Look through the material below for "用能量大于". Copy every line that contains it.

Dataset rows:
+++++

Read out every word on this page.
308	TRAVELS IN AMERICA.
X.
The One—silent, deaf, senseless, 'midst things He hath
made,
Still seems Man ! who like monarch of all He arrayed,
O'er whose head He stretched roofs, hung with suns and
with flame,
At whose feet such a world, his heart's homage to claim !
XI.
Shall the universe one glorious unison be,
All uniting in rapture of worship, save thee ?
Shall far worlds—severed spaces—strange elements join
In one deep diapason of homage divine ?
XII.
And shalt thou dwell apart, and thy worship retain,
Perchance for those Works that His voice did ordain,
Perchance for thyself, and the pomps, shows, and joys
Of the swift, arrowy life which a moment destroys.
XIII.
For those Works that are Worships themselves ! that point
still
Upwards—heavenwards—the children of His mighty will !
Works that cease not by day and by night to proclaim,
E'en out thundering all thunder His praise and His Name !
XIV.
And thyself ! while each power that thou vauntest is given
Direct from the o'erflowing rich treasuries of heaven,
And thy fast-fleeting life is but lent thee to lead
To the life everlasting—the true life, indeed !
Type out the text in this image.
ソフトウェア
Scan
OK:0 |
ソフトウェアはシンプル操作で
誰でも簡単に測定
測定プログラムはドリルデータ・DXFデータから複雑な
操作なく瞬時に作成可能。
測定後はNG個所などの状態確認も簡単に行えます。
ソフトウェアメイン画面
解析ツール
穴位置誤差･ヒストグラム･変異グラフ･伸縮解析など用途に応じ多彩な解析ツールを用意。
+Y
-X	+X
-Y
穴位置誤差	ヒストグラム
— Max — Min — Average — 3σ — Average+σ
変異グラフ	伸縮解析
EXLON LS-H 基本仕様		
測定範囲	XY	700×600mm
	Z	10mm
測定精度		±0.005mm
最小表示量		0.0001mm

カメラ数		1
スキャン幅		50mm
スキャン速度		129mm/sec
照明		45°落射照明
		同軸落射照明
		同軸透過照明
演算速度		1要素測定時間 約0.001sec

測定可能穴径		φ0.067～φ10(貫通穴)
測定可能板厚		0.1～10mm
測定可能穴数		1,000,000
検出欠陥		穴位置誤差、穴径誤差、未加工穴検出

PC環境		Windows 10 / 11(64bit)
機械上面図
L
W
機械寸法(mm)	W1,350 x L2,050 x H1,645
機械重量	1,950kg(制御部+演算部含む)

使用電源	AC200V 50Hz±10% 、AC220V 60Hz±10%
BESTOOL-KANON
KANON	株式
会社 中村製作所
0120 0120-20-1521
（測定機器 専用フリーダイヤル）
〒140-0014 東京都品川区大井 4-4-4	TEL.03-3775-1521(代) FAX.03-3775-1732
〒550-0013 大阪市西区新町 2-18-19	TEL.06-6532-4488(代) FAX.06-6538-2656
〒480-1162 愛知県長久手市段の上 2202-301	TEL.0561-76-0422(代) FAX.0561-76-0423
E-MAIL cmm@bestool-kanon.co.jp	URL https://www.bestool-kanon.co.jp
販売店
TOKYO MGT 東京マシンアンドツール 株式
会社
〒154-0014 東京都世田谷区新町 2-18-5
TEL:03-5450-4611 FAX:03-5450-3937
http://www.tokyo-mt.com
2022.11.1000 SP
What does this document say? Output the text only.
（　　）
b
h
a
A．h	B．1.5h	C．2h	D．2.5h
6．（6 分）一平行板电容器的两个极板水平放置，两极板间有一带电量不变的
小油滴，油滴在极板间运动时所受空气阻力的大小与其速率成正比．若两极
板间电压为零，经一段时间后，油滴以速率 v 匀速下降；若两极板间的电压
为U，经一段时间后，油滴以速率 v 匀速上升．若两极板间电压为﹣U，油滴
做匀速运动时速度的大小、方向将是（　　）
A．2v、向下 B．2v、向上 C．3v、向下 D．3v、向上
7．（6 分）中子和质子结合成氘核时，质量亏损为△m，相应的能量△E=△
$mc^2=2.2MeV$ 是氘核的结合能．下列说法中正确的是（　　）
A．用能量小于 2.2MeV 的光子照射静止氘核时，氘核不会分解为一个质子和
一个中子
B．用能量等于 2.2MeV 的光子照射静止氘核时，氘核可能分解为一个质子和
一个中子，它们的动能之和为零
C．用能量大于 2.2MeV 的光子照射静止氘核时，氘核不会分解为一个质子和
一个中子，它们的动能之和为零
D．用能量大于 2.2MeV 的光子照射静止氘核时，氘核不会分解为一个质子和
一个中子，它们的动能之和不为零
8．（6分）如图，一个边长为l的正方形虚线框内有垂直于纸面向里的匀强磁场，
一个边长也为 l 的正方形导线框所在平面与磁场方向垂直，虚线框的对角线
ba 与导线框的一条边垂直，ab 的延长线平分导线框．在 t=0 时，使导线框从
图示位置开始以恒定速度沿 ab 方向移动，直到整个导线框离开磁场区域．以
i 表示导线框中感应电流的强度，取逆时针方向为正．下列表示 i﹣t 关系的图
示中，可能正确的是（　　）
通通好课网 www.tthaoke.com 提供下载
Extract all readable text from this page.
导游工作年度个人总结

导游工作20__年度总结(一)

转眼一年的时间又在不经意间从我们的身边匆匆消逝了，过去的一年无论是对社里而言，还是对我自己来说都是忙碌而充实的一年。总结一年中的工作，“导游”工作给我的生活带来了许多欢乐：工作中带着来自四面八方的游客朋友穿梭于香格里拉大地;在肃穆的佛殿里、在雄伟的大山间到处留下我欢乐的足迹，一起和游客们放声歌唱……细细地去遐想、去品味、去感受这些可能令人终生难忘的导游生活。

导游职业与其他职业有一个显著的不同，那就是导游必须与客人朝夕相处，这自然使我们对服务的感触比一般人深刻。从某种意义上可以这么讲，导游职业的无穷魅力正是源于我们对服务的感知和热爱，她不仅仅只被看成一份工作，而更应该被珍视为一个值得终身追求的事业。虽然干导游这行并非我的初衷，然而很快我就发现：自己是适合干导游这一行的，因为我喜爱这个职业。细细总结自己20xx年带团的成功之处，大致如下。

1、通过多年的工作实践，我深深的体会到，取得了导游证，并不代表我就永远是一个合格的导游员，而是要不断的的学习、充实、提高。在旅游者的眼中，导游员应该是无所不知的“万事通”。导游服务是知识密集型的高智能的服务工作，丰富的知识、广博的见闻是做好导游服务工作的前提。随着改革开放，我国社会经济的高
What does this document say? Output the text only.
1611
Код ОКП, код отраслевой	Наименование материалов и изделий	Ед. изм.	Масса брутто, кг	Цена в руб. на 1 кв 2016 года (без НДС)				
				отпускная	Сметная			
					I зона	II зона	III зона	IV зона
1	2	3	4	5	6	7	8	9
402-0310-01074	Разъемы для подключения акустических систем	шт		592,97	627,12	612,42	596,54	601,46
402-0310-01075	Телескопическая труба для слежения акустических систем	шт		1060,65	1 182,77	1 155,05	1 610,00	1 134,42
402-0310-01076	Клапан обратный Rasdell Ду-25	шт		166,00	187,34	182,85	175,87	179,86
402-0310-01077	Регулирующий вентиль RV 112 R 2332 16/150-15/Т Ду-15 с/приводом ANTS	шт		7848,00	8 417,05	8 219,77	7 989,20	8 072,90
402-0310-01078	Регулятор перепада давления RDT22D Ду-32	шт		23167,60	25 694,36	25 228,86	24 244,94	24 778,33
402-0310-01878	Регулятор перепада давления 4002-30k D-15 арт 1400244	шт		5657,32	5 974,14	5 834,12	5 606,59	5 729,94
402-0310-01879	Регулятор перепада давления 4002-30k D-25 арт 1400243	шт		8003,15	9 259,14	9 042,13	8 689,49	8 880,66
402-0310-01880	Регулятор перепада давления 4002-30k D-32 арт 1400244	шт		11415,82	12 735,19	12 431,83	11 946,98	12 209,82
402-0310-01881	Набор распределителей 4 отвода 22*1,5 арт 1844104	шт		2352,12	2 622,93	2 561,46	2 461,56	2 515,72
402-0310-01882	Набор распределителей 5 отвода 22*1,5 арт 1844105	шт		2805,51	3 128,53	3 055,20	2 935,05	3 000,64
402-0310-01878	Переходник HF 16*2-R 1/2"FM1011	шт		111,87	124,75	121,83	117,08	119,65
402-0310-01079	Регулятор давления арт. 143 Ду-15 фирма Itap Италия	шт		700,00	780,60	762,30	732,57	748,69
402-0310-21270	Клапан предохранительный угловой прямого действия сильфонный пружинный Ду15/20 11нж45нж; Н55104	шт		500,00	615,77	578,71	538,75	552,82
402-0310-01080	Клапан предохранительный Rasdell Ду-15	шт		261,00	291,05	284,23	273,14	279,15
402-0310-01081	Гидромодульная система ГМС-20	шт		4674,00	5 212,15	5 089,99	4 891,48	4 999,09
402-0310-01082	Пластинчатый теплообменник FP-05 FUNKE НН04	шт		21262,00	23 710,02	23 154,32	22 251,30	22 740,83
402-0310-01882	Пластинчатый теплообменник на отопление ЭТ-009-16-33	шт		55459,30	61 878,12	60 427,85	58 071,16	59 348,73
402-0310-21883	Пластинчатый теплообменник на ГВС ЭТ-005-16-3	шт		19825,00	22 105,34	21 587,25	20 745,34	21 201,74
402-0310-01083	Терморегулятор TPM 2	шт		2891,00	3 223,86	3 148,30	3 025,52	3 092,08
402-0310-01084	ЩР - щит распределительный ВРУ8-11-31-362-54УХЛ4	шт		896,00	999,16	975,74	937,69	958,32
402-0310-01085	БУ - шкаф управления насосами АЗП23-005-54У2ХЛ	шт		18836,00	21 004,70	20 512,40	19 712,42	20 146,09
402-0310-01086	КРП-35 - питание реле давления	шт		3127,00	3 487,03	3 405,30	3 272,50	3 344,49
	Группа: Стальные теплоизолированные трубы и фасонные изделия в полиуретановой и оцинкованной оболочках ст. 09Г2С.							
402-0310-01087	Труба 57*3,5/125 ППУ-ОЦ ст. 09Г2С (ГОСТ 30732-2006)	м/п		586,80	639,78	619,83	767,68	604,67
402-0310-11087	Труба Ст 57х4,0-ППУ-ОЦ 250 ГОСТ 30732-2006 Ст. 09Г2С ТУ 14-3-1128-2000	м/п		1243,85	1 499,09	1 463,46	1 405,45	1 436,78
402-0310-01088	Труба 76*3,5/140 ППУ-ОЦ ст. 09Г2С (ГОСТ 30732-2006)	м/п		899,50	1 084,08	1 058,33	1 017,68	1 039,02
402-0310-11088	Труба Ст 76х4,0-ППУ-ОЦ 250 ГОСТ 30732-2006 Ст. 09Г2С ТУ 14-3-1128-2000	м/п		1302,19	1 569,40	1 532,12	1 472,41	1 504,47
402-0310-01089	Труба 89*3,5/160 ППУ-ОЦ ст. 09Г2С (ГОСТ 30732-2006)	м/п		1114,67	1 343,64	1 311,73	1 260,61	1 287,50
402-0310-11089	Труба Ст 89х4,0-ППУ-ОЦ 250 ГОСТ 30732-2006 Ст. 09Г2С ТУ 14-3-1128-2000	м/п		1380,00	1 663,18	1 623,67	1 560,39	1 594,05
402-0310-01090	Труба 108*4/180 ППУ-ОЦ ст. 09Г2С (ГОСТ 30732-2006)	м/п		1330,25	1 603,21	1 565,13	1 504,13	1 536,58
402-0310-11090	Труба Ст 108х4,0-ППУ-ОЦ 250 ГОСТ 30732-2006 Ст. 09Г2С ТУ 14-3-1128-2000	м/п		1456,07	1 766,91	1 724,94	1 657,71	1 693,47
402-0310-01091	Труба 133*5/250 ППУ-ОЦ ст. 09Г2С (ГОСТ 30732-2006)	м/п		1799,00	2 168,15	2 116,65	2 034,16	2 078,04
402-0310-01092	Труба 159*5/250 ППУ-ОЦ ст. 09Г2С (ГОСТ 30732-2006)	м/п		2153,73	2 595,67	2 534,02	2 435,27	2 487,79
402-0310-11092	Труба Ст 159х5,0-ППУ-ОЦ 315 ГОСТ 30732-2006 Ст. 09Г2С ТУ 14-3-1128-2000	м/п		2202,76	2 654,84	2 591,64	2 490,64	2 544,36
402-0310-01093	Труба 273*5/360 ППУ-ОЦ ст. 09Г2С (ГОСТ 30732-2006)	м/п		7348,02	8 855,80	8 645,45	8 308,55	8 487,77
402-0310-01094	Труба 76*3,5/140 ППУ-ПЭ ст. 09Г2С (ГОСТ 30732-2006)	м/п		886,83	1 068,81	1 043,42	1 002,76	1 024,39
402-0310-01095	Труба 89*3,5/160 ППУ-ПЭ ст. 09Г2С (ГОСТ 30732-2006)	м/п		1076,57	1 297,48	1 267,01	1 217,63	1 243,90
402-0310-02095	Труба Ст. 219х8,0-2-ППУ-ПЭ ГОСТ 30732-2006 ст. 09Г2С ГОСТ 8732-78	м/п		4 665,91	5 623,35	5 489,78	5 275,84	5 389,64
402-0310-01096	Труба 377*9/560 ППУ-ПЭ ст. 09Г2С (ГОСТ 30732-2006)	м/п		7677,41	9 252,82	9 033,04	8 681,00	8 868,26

+++++

EXERCISE RESULT:
C．用能量大于 2.2MeV 的光子照射静止氘核时，氘核不会分解为一个质子和
D．用能量大于 2.2MeV 的光子照射静止氘核时，氘核不会分解为一个质子和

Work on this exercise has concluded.